Given exercise: Write out all entries word for word.

Dataset items

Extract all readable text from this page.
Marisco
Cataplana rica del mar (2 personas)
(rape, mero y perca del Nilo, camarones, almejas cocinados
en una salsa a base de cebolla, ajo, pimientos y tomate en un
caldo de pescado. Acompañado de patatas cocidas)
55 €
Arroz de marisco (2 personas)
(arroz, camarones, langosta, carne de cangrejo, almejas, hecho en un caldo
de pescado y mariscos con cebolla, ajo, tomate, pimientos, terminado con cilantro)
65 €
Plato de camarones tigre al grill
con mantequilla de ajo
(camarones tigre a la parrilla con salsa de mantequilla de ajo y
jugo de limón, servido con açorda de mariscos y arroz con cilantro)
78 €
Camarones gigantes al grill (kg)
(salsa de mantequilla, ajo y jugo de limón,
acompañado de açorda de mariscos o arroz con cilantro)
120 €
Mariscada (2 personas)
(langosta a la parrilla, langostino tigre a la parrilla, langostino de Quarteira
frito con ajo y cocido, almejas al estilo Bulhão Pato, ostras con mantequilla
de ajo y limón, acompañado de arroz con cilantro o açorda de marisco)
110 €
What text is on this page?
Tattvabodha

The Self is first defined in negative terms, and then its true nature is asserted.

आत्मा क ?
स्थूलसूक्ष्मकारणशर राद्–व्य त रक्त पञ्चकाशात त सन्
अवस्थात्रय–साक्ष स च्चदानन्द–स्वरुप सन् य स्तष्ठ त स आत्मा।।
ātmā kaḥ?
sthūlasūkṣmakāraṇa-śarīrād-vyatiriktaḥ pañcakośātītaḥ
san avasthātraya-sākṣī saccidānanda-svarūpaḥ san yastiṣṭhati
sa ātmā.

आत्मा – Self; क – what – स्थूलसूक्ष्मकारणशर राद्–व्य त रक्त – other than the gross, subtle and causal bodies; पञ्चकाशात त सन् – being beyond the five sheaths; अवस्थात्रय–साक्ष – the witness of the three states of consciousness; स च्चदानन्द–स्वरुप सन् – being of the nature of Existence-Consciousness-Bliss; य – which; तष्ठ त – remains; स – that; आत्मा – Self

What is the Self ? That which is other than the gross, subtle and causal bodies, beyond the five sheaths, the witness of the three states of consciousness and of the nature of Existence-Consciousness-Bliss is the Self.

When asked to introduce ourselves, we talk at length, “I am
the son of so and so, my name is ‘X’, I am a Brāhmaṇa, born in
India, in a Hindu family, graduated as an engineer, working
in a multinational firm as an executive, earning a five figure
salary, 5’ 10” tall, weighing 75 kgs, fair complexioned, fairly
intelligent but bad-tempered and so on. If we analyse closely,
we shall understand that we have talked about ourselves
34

Answer to the exercise:
Extract all readable text from this page.
Marisco
Cataplana rica del mar (2 personas)
(rape, mero y perca del Nilo, camarones, almejas cocinados
en una salsa a base de cebolla, ajo, pimientos y tomate en un
caldo de pescado. Acompañado de patatas cocidas)
55 €
Arroz de marisco (2 personas)
(arroz, camarones, langosta, carne de cangrejo, almejas, hecho en un caldo
de pescado y mariscos con cebolla, ajo, tomate, pimientos, terminado con cilantro)
65 €
Plato de camarones tigre al grill
con mantequilla de ajo
(camarones tigre a la parrilla con salsa de mantequilla de ajo y
jugo de limón, servido con açorda de mariscos y arroz con cilantro)
78 €
Camarones gigantes al grill (kg)
(salsa de mantequilla, ajo y jugo de limón,
acompañado de açorda de mariscos o arroz con cilantro)
120 €
Mariscada (2 personas)
(langosta a la parrilla, langostino tigre a la parrilla, langostino de Quarteira
frito con ajo y cocido, almejas al estilo Bulhão Pato, ostras con mantequilla
de ajo y limón, acompañado de arroz con cilantro o açorda de marisco)
110 €
What text is on this page?
Tattvabodha

The Self is first defined in negative terms, and then its true nature is asserted.

आत्मा क ?
स्थूलसूक्ष्मकारणशर राद्–व्य त रक्त पञ्चकाशात त सन्
अवस्थात्रय–साक्ष स च्चदानन्द–स्वरुप सन् य स्तष्ठ त स आत्मा।।
ātmā kaḥ?
sthūlasūkṣmakāraṇa-śarīrād-vyatiriktaḥ pañcakośātītaḥ
san avasthātraya-sākṣī saccidānanda-svarūpaḥ san yastiṣṭhati
sa ātmā.

आत्मा – Self; क – what – स्थूलसूक्ष्मकारणशर राद्–व्य त रक्त – other than the gross, subtle and causal bodies; पञ्चकाशात त सन् – being beyond the five sheaths; अवस्थात्रय–साक्ष – the witness of the three states of consciousness; स च्चदानन्द–स्वरुप सन् – being of the nature of Existence-Consciousness-Bliss; य – which; तष्ठ त – remains; स – that; आत्मा – Self

What is the Self ? That which is other than the gross, subtle and causal bodies, beyond the five sheaths, the witness of the three states of consciousness and of the nature of Existence-Consciousness-Bliss is the Self.

When asked to introduce ourselves, we talk at length, “I am
the son of so and so, my name is ‘X’, I am a Brāhmaṇa, born in
India, in a Hindu family, graduated as an engineer, working
in a multinational firm as an executive, earning a five figure
salary, 5’ 10” tall, weighing 75 kgs, fair complexioned, fairly
intelligent but bad-tempered and so on. If we analyse closely,
we shall understand that we have talked about ourselves
34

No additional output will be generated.